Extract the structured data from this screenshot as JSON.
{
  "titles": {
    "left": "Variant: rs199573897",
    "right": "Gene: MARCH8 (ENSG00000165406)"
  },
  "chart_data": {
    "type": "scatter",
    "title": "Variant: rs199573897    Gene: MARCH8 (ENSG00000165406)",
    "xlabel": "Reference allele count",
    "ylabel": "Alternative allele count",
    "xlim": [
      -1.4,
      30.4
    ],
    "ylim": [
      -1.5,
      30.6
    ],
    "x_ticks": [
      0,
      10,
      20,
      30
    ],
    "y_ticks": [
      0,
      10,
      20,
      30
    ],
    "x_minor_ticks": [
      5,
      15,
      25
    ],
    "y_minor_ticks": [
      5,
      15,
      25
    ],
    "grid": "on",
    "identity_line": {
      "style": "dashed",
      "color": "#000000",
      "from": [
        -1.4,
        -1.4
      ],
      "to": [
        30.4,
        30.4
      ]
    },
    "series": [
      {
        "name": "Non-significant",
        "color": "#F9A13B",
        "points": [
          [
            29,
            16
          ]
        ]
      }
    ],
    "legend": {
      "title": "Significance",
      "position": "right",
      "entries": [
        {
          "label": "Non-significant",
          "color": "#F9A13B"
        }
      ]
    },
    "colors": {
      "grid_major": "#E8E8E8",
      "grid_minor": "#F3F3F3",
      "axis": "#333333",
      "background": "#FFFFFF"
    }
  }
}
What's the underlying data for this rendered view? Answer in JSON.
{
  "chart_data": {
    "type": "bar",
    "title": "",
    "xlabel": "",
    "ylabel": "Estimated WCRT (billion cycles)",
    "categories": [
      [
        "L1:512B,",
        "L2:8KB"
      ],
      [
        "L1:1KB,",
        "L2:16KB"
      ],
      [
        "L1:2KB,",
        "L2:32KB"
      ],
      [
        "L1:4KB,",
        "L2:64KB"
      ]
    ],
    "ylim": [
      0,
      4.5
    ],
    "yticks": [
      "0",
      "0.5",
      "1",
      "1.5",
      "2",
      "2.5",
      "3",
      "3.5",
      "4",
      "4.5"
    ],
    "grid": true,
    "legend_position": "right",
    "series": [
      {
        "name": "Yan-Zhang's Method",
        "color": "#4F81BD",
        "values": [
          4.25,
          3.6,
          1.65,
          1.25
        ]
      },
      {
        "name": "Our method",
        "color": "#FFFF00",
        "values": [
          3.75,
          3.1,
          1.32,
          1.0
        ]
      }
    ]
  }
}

Requirements: Return from the data every line that holds "allele".

Answer to this task:
    "xlabel": "Reference allele count",
    "ylabel": "Alternative allele count",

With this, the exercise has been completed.